(Aim): Copy out every record below exactly as written, but leave out any pictures.

· · · ·

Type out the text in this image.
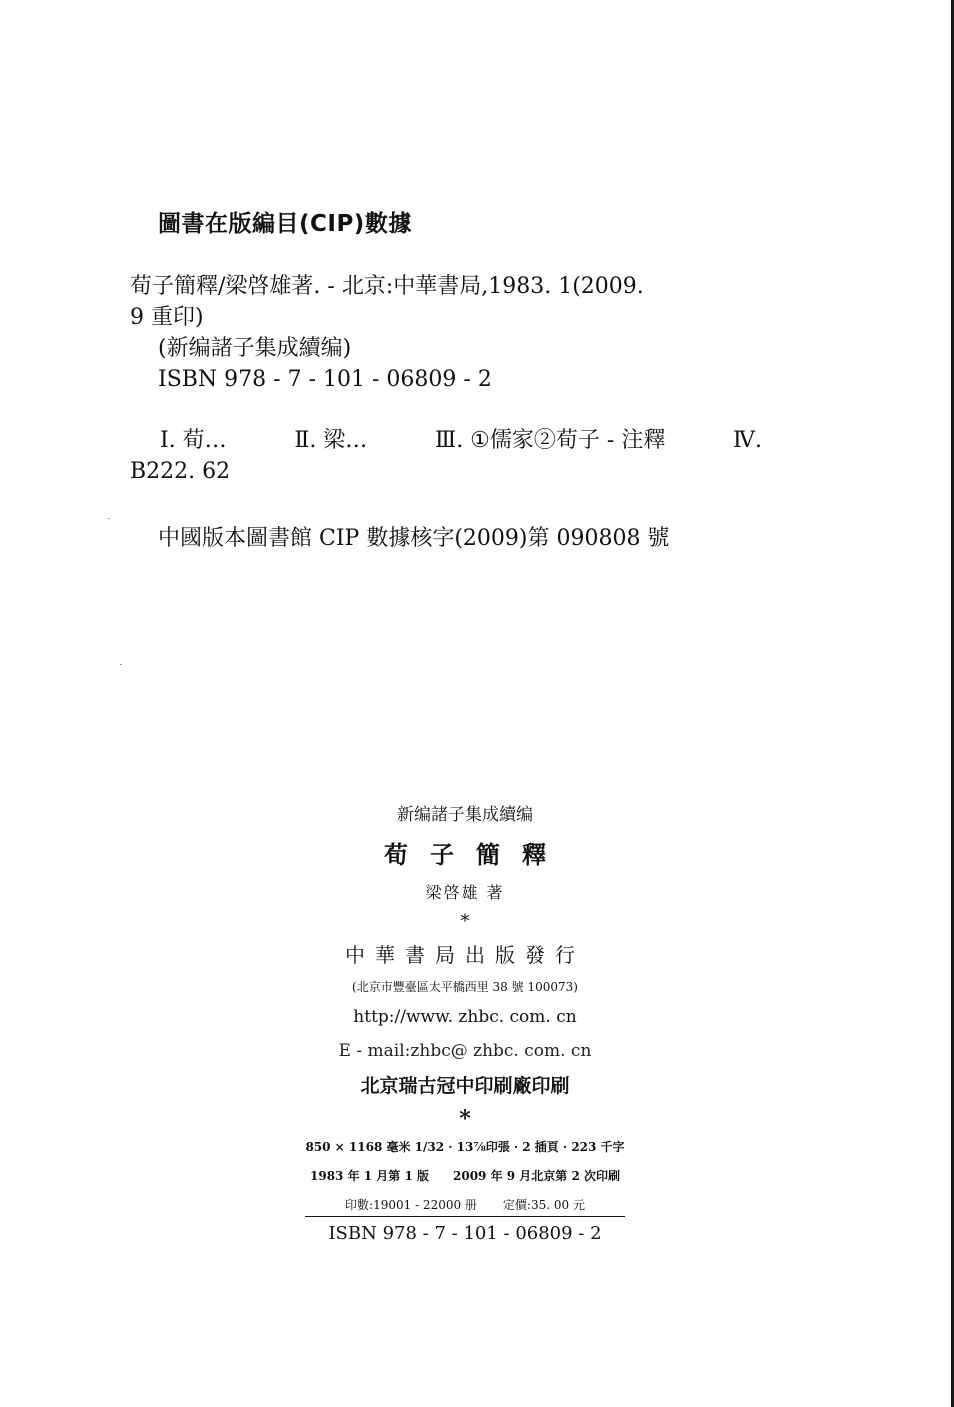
圖書在版編目(CIP)數據
荀子簡釋/梁啓雄著. - 北京:中華書局,1983. 1(2009.
9 重印)
(新编諸子集成續编)
ISBN 978 - 7 - 101 - 06809 - 2
Ⅰ. 荀…	Ⅱ. 梁…	Ⅲ. ①儒家②荀子 - 注釋	Ⅳ.
B222. 62
中國版本圖書館 CIP 數據核字(2009)第 090808 號
新编諸子集成續编
荀子簡釋
梁啓雄 著
*
中華書局出版發行
(北京市豐臺區太平橋西里 38 號 100073)
http://www. zhbc. com. cn
E - mail:zhbc@ zhbc. com. cn
北京瑞古冠中印刷廠印刷
*
850 × 1168 毫米 1/32 · 13⅞印張 · 2 插頁 · 223 千字
1983 年 1 月第 1 版 2009 年 9 月北京第 2 次印刷
印數:19001 - 22000 册 定價:35. 00 元
ISBN 978 - 7 - 101 - 06809 - 2
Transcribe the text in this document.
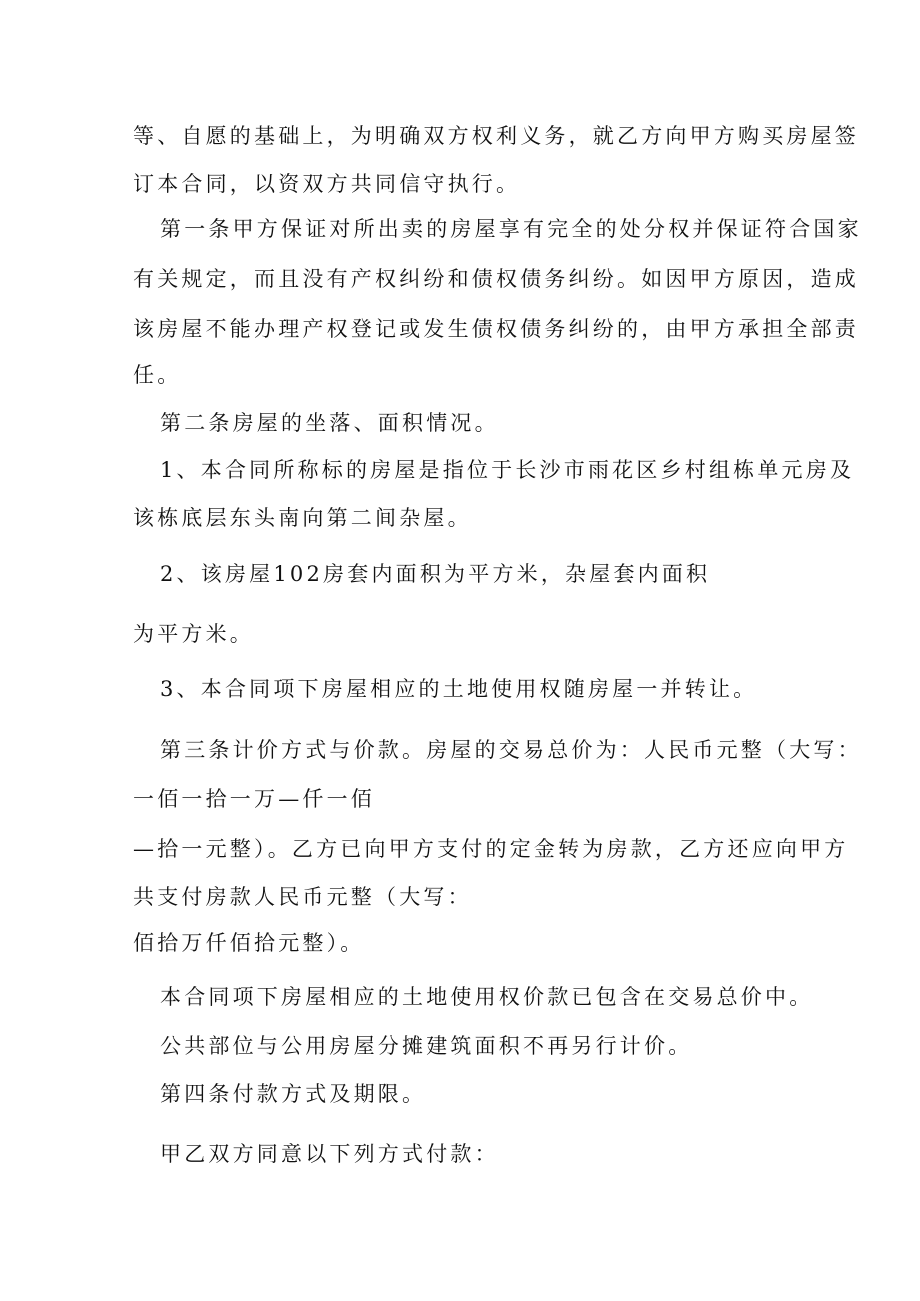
等、自愿的基础上，为明确双方权利义务，就乙方向甲方购买房屋签
订本合同，以资双方共同信守执行。
第一条甲方保证对所出卖的房屋享有完全的处分权并保证符合国家
有关规定，而且没有产权纠纷和债权债务纠纷。如因甲方原因，造成
该房屋不能办理产权登记或发生债权债务纠纷的，由甲方承担全部责
任。
第二条房屋的坐落、面积情况。
1、本合同所称标的房屋是指位于长沙市雨花区乡村组栋单元房及
该栋底层东头南向第二间杂屋。
2、该房屋102房套内面积为平方米，杂屋套内面积
为平方米。
3、本合同项下房屋相应的土地使用权随房屋一并转让。
第三条计价方式与价款。房屋的交易总价为：人民币元整（大写：
一佰一拾一万—仟一佰
—拾一元整）。乙方已向甲方支付的定金转为房款，乙方还应向甲方
共支付房款人民币元整（大写：
佰拾万仟佰拾元整）。
本合同项下房屋相应的土地使用权价款已包含在交易总价中。
公共部位与公用房屋分摊建筑面积不再另行计价。
第四条付款方式及期限。
甲乙双方同意以下列方式付款：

· · · ·

(Exercise response):
Type out the text in this image.
圖書在版編目(CIP)數據
荀子簡釋/梁啓雄著. - 北京:中華書局,1983. 1(2009.
9 重印)
(新编諸子集成續编)
ISBN 978 - 7 - 101 - 06809 - 2
Ⅰ. 荀…	Ⅱ. 梁…	Ⅲ. ①儒家②荀子 - 注釋	Ⅳ.
B222. 62
中國版本圖書館 CIP 數據核字(2009)第 090808 號
新编諸子集成續编
荀子簡釋
梁啓雄 著
*
中華書局出版發行
(北京市豐臺區太平橋西里 38 號 100073)
http://www. zhbc. com. cn
E - mail:zhbc@ zhbc. com. cn
北京瑞古冠中印刷廠印刷
*
850 × 1168 毫米 1/32 · 13⅞印張 · 2 插頁 · 223 千字
1983 年 1 月第 1 版 2009 年 9 月北京第 2 次印刷
印數:19001 - 22000 册 定價:35. 00 元
ISBN 978 - 7 - 101 - 06809 - 2
Transcribe the text in this document.
等、自愿的基础上，为明确双方权利义务，就乙方向甲方购买房屋签
订本合同，以资双方共同信守执行。
第一条甲方保证对所出卖的房屋享有完全的处分权并保证符合国家
有关规定，而且没有产权纠纷和债权债务纠纷。如因甲方原因，造成
该房屋不能办理产权登记或发生债权债务纠纷的，由甲方承担全部责
任。
第二条房屋的坐落、面积情况。
1、本合同所称标的房屋是指位于长沙市雨花区乡村组栋单元房及
该栋底层东头南向第二间杂屋。
2、该房屋102房套内面积为平方米，杂屋套内面积
为平方米。
3、本合同项下房屋相应的土地使用权随房屋一并转让。
第三条计价方式与价款。房屋的交易总价为：人民币元整（大写：
一佰一拾一万—仟一佰
—拾一元整）。乙方已向甲方支付的定金转为房款，乙方还应向甲方
共支付房款人民币元整（大写：
佰拾万仟佰拾元整）。
本合同项下房屋相应的土地使用权价款已包含在交易总价中。
公共部位与公用房屋分摊建筑面积不再另行计价。
第四条付款方式及期限。
甲乙双方同意以下列方式付款：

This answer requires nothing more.